— Instructions to follow —
Express every line of the listing below as a JSON list of strings, one string per line, omitting blank lines and picture placeholders.

[Dataset excerpt]
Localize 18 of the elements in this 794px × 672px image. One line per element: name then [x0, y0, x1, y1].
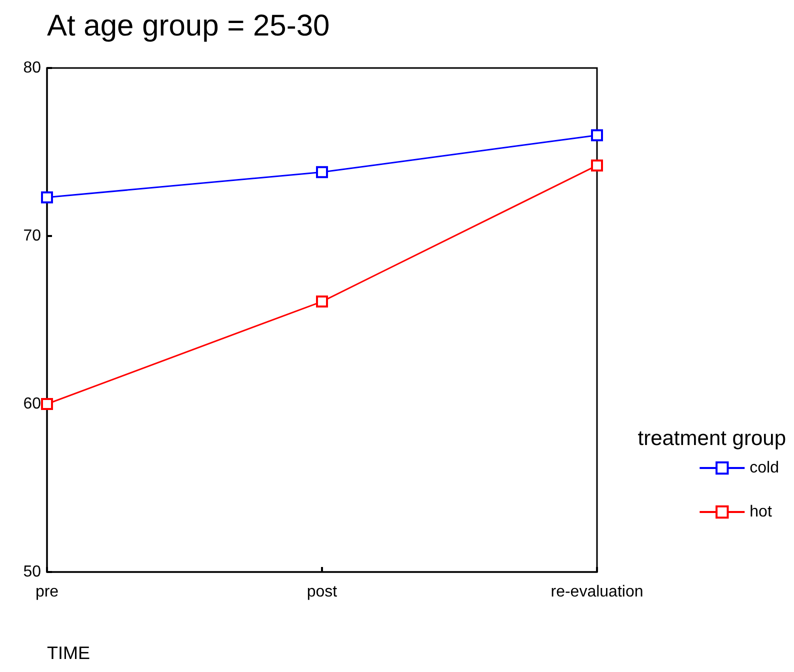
point — [316, 166, 328, 178]
legend-label: cold — [750, 460, 780, 476]
chart-title: At age group = 25-30 — [47, 10, 330, 42]
x-tick-label: post — [306, 584, 338, 600]
point — [591, 129, 603, 142]
x-tick-label: re-evaluation — [550, 584, 644, 600]
point — [316, 296, 328, 308]
y-tick-label: 50 — [23, 564, 42, 580]
legend-title: treatment group — [638, 427, 786, 450]
point — [591, 159, 603, 172]
y-tick-label: 60 — [23, 396, 42, 412]
x-tick-label: pre — [35, 584, 59, 600]
x-axis-title: TIME — [47, 643, 90, 663]
point — [41, 191, 53, 204]
y-tick-label: 70 — [23, 228, 42, 244]
point — [41, 398, 53, 410]
legend-label: hot — [750, 504, 772, 520]
y-tick-label: 80 — [23, 60, 42, 76]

— Solved exercise —
[
  "Localize 18 of the elements in this 794px × 672px image. One line per element: name then [x0, y0, x1, y1].",
  "point — [316, 166, 328, 178]",
  "legend-label: cold — [750, 460, 780, 476]",
  "chart-title: At age group = 25-30 — [47, 10, 330, 42]",
  "x-tick-label: post — [306, 584, 338, 600]",
  "point — [591, 129, 603, 142]",
  "x-tick-label: re-evaluation — [550, 584, 644, 600]",
  "point — [316, 296, 328, 308]",
  "y-tick-label: 50 — [23, 564, 42, 580]",
  "legend-title: treatment group — [638, 427, 786, 450]",
  "point — [591, 159, 603, 172]",
  "y-tick-label: 60 — [23, 396, 42, 412]",
  "x-tick-label: pre — [35, 584, 59, 600]",
  "x-axis-title: TIME — [47, 643, 90, 663]",
  "point — [41, 191, 53, 204]",
  "y-tick-label: 70 — [23, 228, 42, 244]",
  "point — [41, 398, 53, 410]",
  "legend-label: hot — [750, 504, 772, 520]",
  "y-tick-label: 80 — [23, 60, 42, 76]"
]